● EXERCISE INSTRUCTIONS
(a) In the forum thread about NodeDeploy merging with Xavvo, shorten the paragraph that begins "Martin runs a tight ship" and keep its main facts.
(b) Carry on the NodeDeploy thread from where it stops.

* START SUPPLIED TEXT *

# NodeDeploy merges with Xavvo



## drmike (Oct 14, 2013)

NodeDeploy, one of the low price companies offering out of the UK and part of the whole UK DDoS'ing victim list earlier this year, has been sold or merged.

The new owner is Xavvo.    That company is owned by our very own MartinD, a moderator here on vpsBoard.

The talk about NodeDeploy elsewhere recently wasn't extremely positive and the ownership seemed busy or in autopilot.   ND had been on my shortlist for closure or buyout and someone picked a fine time to rescue the company.

NodeDeploy will continue to exist as an operating company under Xavvo.


----------



## MannDude (Oct 14, 2013)

Martin runs a tight ship. I'm sure everything will be good under his ownership. The original fella from NodeDeploy is still on board too, which is great, because who knows the company better than him? I think Martin just took over the financial obligations and injected additional staff and resources to the brand to grow it.

I'm sure he can comment more on it, I've not talked to him about it. This is just what I've gathered from the LowEndTalk thread here: http://lowendtalk.com/discussion/14894/nodedeploy-sold-to-xavvo/


----------



## drmike (Oct 14, 2013)

* END SUPPLIED TEXT *
* START SUPPLIED DATA *

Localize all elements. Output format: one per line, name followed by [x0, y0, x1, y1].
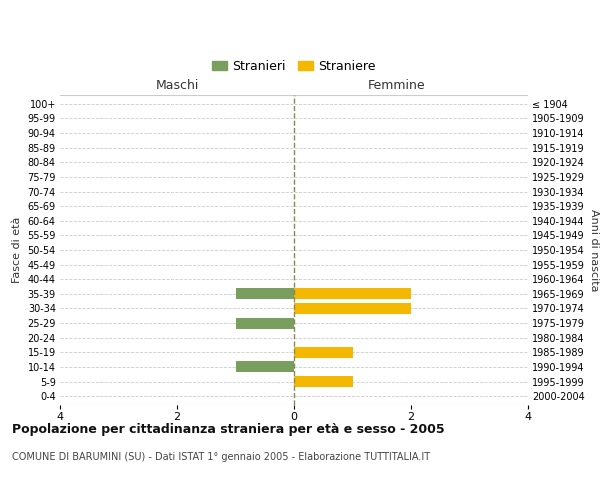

* END SUPPLIED DATA *

● EXPECTED OUTPUTS
(a) Martin runs a tight ship, so the brand should do well under him. The original NodeDeploy owner is still on board, which helps because nobody knows the company better. Martin appears to have taken over the financial obligations and added staff and resources to grow the brand.

(b)
I didn't even realize MartinD was a provider, derp derp derp....


----------



## MartinD (Oct 14, 2013)

I had been thinking about posting on here regarding this in case there was some massive outcry however, I'm really quite surprised at how well the news has been received... really happy, actually.

I said everything I need to say in the email that was sent out and my follow up post on LET though and I'm sure the folks that know me realise that it's all a good thing with nothing shady or dodgy going on.

It's all a bit exciting too for the people involved 

Edit: Just to be clear, by the way, it wasn't a merger, more of a take over.. or rather, bringing NodeDeploy in to the 'family' to help it grow.


----------



## ihatetonyy (Oct 14, 2013)

MartinD said:


> I had been thinking about posting on here regarding this in case there was some massive outcry however, I'm really quite surprised at how well the news has been received... really happy, actually.
> 
> I said everything I need to say in the email that was sent out and my follow up post on LET though and I'm sure the folks that know me realise that it's all a good thing with nothing shady or dodgy going on.
> 
> ...


Any plans to re-expand ND out to the US or anywhere else?


----------



## MartinD (Oct 14, 2013)

Immediate plans, nope. Long term plans, yep - US and UK again.


----------



## Alto (Oct 14, 2013)

Somewhere in the UK other than Kent would be nice...


----------



## concerto49 (Oct 14, 2013)

Are the ND staff joining too or leaving?


----------



## WelltodoInformalCattle (Oct 14, 2013)

Heard in the irc channel that Brad is staying from lbft.


----------



## Jack (Oct 15, 2013)

Alto said:


> Somewhere in the UK other than Kent would be nice...


MiniVPS does Manchester and Maidenhead...


----------



## lbft (Oct 15, 2013)

WelltodoInformalCattle said:


> Heard in the irc channel that Brad is staying from lbft.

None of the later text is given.